__DO THIS__.
Give the entries again, word for word.

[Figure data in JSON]
##############################

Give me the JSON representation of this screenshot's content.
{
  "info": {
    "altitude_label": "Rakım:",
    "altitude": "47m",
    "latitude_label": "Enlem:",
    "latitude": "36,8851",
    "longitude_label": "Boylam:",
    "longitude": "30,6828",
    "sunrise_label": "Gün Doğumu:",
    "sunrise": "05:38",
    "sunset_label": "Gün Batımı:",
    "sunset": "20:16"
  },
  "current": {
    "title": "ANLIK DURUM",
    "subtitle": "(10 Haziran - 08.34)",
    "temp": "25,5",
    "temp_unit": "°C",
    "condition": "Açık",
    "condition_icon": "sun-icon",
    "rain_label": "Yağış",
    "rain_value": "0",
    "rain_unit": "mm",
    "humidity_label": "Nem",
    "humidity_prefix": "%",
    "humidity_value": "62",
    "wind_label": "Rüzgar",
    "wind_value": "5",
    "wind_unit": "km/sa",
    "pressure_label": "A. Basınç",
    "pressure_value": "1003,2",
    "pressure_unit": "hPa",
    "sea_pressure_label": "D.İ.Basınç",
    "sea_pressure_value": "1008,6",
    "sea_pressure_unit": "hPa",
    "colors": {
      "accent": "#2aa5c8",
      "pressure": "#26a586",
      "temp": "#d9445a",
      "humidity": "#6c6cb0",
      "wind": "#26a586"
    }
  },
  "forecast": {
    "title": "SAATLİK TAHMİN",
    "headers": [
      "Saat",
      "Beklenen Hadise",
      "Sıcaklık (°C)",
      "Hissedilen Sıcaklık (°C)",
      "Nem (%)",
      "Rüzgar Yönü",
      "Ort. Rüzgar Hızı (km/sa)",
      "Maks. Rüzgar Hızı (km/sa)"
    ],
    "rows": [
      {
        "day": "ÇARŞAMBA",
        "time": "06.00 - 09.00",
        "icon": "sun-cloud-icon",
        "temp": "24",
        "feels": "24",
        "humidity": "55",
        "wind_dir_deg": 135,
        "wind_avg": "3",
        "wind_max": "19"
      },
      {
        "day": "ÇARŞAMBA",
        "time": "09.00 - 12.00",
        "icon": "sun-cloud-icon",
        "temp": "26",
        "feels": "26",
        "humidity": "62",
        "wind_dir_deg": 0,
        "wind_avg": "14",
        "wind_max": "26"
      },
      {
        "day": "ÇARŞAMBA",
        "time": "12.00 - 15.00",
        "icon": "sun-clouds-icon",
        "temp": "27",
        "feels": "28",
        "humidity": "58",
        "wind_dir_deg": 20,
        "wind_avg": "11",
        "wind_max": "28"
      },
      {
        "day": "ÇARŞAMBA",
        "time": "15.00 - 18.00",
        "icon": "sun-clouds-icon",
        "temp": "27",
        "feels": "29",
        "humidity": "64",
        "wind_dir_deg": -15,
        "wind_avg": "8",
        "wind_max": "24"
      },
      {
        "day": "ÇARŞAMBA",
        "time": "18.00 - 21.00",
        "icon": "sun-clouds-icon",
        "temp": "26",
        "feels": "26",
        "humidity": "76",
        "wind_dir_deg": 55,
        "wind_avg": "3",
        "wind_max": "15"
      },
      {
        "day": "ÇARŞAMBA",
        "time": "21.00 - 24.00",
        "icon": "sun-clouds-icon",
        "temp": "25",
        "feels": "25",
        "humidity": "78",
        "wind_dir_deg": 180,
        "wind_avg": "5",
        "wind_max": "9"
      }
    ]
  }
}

##############################

__RESPONSE__.
Give me the JSON representation of this screenshot's content.
{
  "info": {
    "altitude_label": "Rakım:",
    "altitude": "47m",
    "latitude_label": "Enlem:",
    "latitude": "36,8851",
    "longitude_label": "Boylam:",
    "longitude": "30,6828",
    "sunrise_label": "Gün Doğumu:",
    "sunrise": "05:38",
    "sunset_label": "Gün Batımı:",
    "sunset": "20:16"
  },
  "current": {
    "title": "ANLIK DURUM",
    "subtitle": "(10 Haziran - 08.34)",
    "temp": "25,5",
    "temp_unit": "°C",
    "condition": "Açık",
    "condition_icon": "sun-icon",
    "rain_label": "Yağış",
    "rain_value": "0",
    "rain_unit": "mm",
    "humidity_label": "Nem",
    "humidity_prefix": "%",
    "humidity_value": "62",
    "wind_label": "Rüzgar",
    "wind_value": "5",
    "wind_unit": "km/sa",
    "pressure_label": "A. Basınç",
    "pressure_value": "1003,2",
    "pressure_unit": "hPa",
    "sea_pressure_label": "D.İ.Basınç",
    "sea_pressure_value": "1008,6",
    "sea_pressure_unit": "hPa",
    "colors": {
      "accent": "#2aa5c8",
      "pressure": "#26a586",
      "temp": "#d9445a",
      "humidity": "#6c6cb0",
      "wind": "#26a586"
    }
  },
  "forecast": {
    "title": "SAATLİK TAHMİN",
    "headers": [
      "Saat",
      "Beklenen Hadise",
      "Sıcaklık (°C)",
      "Hissedilen Sıcaklık (°C)",
      "Nem (%)",
      "Rüzgar Yönü",
      "Ort. Rüzgar Hızı (km/sa)",
      "Maks. Rüzgar Hızı (km/sa)"
    ],
    "rows": [
      {
        "day": "ÇARŞAMBA",
        "time": "06.00 - 09.00",
        "icon": "sun-cloud-icon",
        "temp": "24",
        "feels": "24",
        "humidity": "55",
        "wind_dir_deg": 135,
        "wind_avg": "3",
        "wind_max": "19"
      },
      {
        "day": "ÇARŞAMBA",
        "time": "09.00 - 12.00",
        "icon": "sun-cloud-icon",
        "temp": "26",
        "feels": "26",
        "humidity": "62",
        "wind_dir_deg": 0,
        "wind_avg": "14",
        "wind_max": "26"
      },
      {
        "day": "ÇARŞAMBA",
        "time": "12.00 - 15.00",
        "icon": "sun-clouds-icon",
        "temp": "27",
        "feels": "28",
        "humidity": "58",
        "wind_dir_deg": 20,
        "wind_avg": "11",
        "wind_max": "28"
      },
      {
        "day": "ÇARŞAMBA",
        "time": "15.00 - 18.00",
        "icon": "sun-clouds-icon",
        "temp": "27",
        "feels": "29",
        "humidity": "64",
        "wind_dir_deg": -15,
        "wind_avg": "8",
        "wind_max": "24"
      },
      {
        "day": "ÇARŞAMBA",
        "time": "18.00 - 21.00",
        "icon": "sun-clouds-icon",
        "temp": "26",
        "feels": "26",
        "humidity": "76",
        "wind_dir_deg": 55,
        "wind_avg": "3",
        "wind_max": "15"
      },
      {
        "day": "ÇARŞAMBA",
        "time": "21.00 - 24.00",
        "icon": "sun-clouds-icon",
        "temp": "25",
        "feels": "25",
        "humidity": "78",
        "wind_dir_deg": 180,
        "wind_avg": "5",
        "wind_max": "9"
      }
    ]
  }
}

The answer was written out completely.